• [Your objective]: Leave out the pictures and transcribe the rest of the records exactly.

+++ Task inputs +++

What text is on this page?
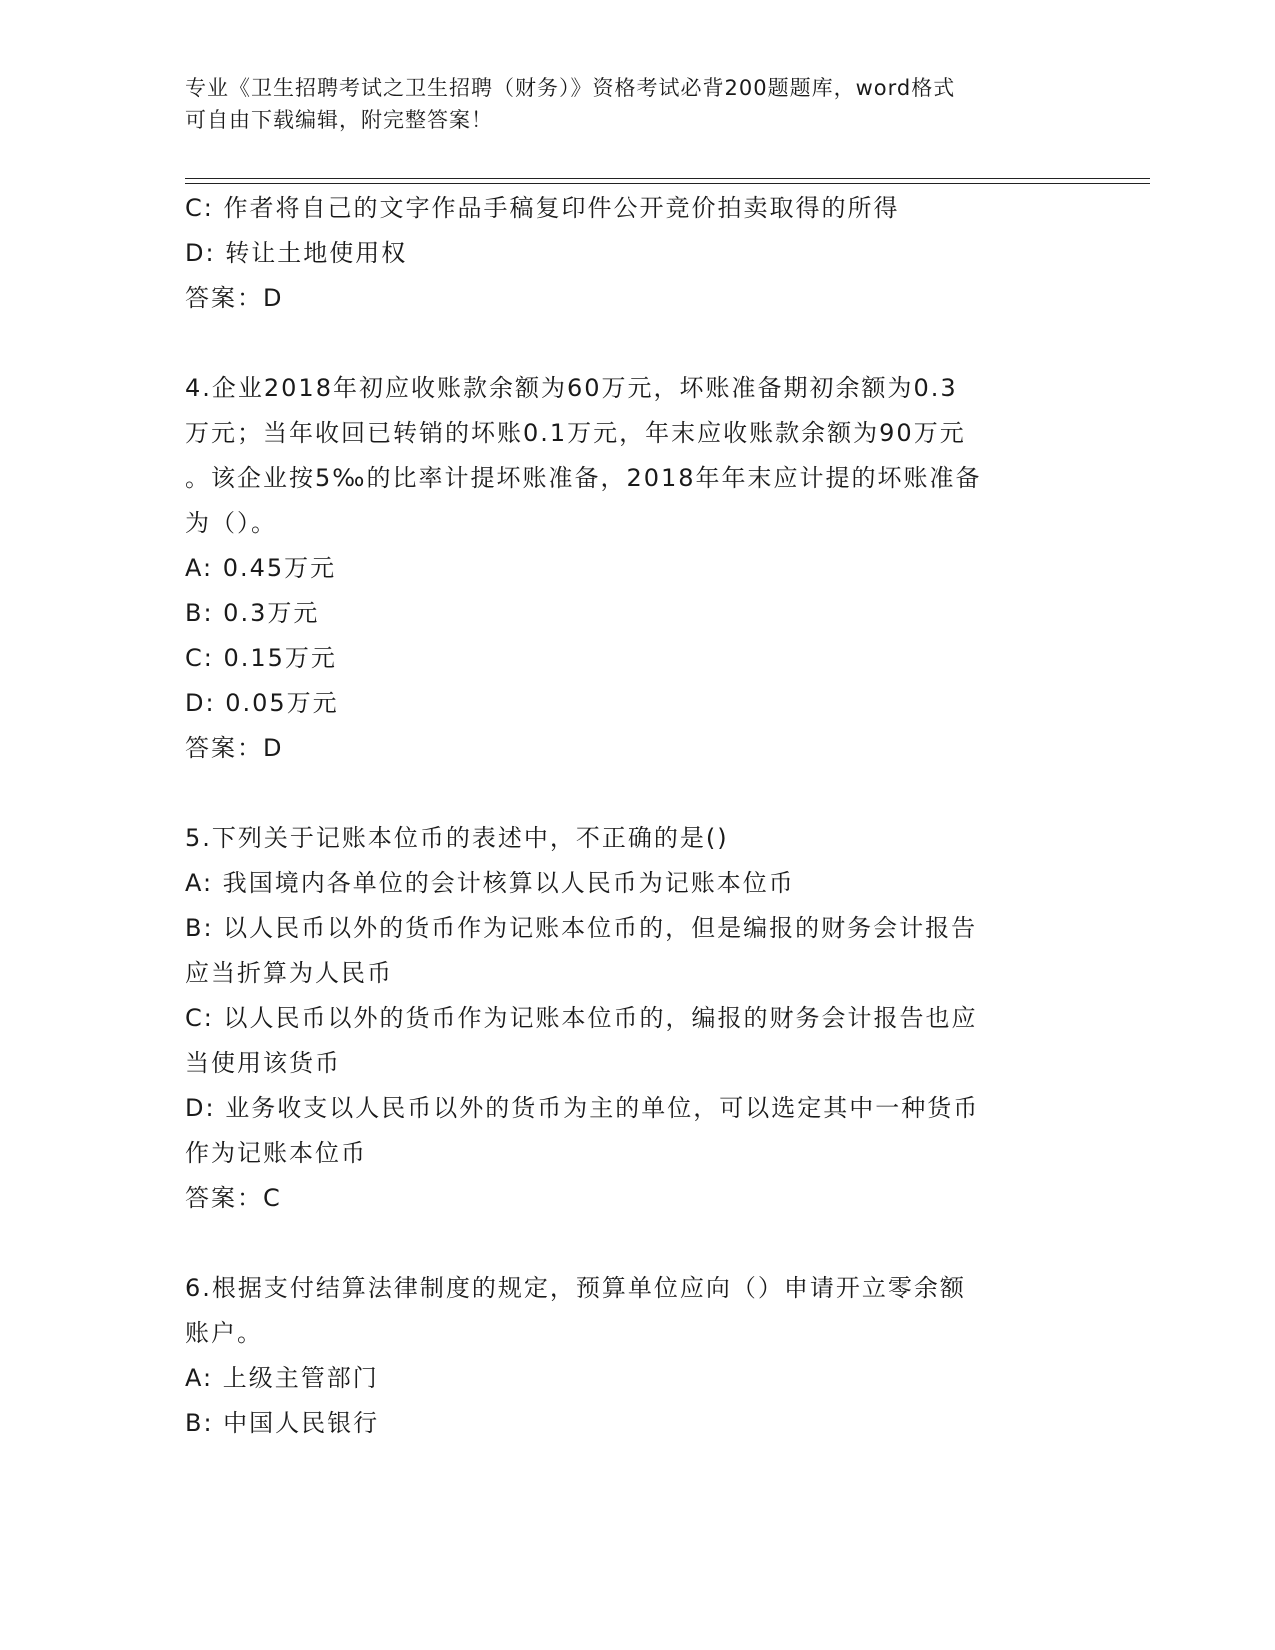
专业《卫生招聘考试之卫生招聘（财务）》资格考试必背200题题库，word格式
可自由下载编辑，附完整答案！
C: 作者将自己的文字作品手稿复印件公开竞价拍卖取得的所得
D: 转让土地使用权
答案：D
4.企业2018年初应收账款余额为60万元，坏账准备期初余额为0.3
万元；当年收回已转销的坏账0.1万元，年末应收账款余额为90万元
。该企业按5‰的比率计提坏账准备，2018年年末应计提的坏账准备
为（）。
A: 0.45万元
B: 0.3万元
C: 0.15万元
D: 0.05万元
答案：D
5.下列关于记账本位币的表述中，不正确的是()
A: 我国境内各单位的会计核算以人民币为记账本位币
B: 以人民币以外的货币作为记账本位币的，但是编报的财务会计报告
应当折算为人民币
C: 以人民币以外的货币作为记账本位币的，编报的财务会计报告也应
当使用该货币
D: 业务收支以人民币以外的货币为主的单位，可以选定其中一种货币
作为记账本位币
答案：C
6.根据支付结算法律制度的规定，预算单位应向（）申请开立零余额
账户。
A: 上级主管部门
B: 中国人民银行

+++

• [Solution to this task]:
What text is on this page?
专业《卫生招聘考试之卫生招聘（财务）》资格考试必背200题题库，word格式
可自由下载编辑，附完整答案！
C: 作者将自己的文字作品手稿复印件公开竞价拍卖取得的所得
D: 转让土地使用权
答案：D
4.企业2018年初应收账款余额为60万元，坏账准备期初余额为0.3
万元；当年收回已转销的坏账0.1万元，年末应收账款余额为90万元
。该企业按5‰的比率计提坏账准备，2018年年末应计提的坏账准备
为（）。
A: 0.45万元
B: 0.3万元
C: 0.15万元
D: 0.05万元
答案：D
5.下列关于记账本位币的表述中，不正确的是()
A: 我国境内各单位的会计核算以人民币为记账本位币
B: 以人民币以外的货币作为记账本位币的，但是编报的财务会计报告
应当折算为人民币
C: 以人民币以外的货币作为记账本位币的，编报的财务会计报告也应
当使用该货币
D: 业务收支以人民币以外的货币为主的单位，可以选定其中一种货币
作为记账本位币
答案：C
6.根据支付结算法律制度的规定，预算单位应向（）申请开立零余额
账户。
A: 上级主管部门
B: 中国人民银行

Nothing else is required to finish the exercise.